What is required: Extract every line starting at the line that contains "Enumerate this screenshot's" and ending with the final line of the data, inclusive; give only those lines, word for word.

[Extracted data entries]

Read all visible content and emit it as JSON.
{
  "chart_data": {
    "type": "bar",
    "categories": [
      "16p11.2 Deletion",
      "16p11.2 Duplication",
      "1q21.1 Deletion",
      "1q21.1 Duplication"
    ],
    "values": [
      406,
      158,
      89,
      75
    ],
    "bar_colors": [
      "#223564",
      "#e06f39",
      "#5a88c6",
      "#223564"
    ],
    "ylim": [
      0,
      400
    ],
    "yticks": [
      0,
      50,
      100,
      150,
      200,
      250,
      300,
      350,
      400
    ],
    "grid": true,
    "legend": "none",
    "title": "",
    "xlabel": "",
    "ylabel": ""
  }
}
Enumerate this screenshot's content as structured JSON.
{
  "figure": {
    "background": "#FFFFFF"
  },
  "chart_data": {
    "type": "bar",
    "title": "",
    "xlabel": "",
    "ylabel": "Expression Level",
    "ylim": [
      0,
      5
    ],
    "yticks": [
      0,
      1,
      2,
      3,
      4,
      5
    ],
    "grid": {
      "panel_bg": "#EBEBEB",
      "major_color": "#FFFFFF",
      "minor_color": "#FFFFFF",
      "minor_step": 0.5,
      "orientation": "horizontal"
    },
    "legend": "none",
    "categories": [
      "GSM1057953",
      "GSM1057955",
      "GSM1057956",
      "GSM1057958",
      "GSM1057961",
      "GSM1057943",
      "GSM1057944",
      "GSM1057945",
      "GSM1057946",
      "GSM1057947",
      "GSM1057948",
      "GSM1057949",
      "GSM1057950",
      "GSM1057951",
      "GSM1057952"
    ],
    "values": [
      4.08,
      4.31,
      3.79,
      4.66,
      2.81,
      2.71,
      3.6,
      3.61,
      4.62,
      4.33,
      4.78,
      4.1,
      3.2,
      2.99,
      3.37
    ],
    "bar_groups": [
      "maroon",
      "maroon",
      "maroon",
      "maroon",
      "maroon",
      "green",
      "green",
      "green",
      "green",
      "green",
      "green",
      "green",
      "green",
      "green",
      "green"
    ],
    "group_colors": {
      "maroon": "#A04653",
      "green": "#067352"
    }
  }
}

Exercise output:
Enumerate this screenshot's content as structured JSON.
{
  "figure": {
    "background": "#FFFFFF"
  },
  "chart_data": {
    "type": "bar",
    "title": "",
    "xlabel": "",
    "ylabel": "Expression Level",
    "ylim": [
      0,
      5
    ],
    "yticks": [
      0,
      1,
      2,
      3,
      4,
      5
    ],
    "grid": {
      "panel_bg": "#EBEBEB",
      "major_color": "#FFFFFF",
      "minor_color": "#FFFFFF",
      "minor_step": 0.5,
      "orientation": "horizontal"
    },
    "legend": "none",
    "categories": [
      "GSM1057953",
      "GSM1057955",
      "GSM1057956",
      "GSM1057958",
      "GSM1057961",
      "GSM1057943",
      "GSM1057944",
      "GSM1057945",
      "GSM1057946",
      "GSM1057947",
      "GSM1057948",
      "GSM1057949",
      "GSM1057950",
      "GSM1057951",
      "GSM1057952"
    ],
    "values": [
      4.08,
      4.31,
      3.79,
      4.66,
      2.81,
      2.71,
      3.6,
      3.61,
      4.62,
      4.33,
      4.78,
      4.1,
      3.2,
      2.99,
      3.37
    ],
    "bar_groups": [
      "maroon",
      "maroon",
      "maroon",
      "maroon",
      "maroon",
      "green",
      "green",
      "green",
      "green",
      "green",
      "green",
      "green",
      "green",
      "green",
      "green"
    ],
    "group_colors": {
      "maroon": "#A04653",
      "green": "#067352"
    }
  }
}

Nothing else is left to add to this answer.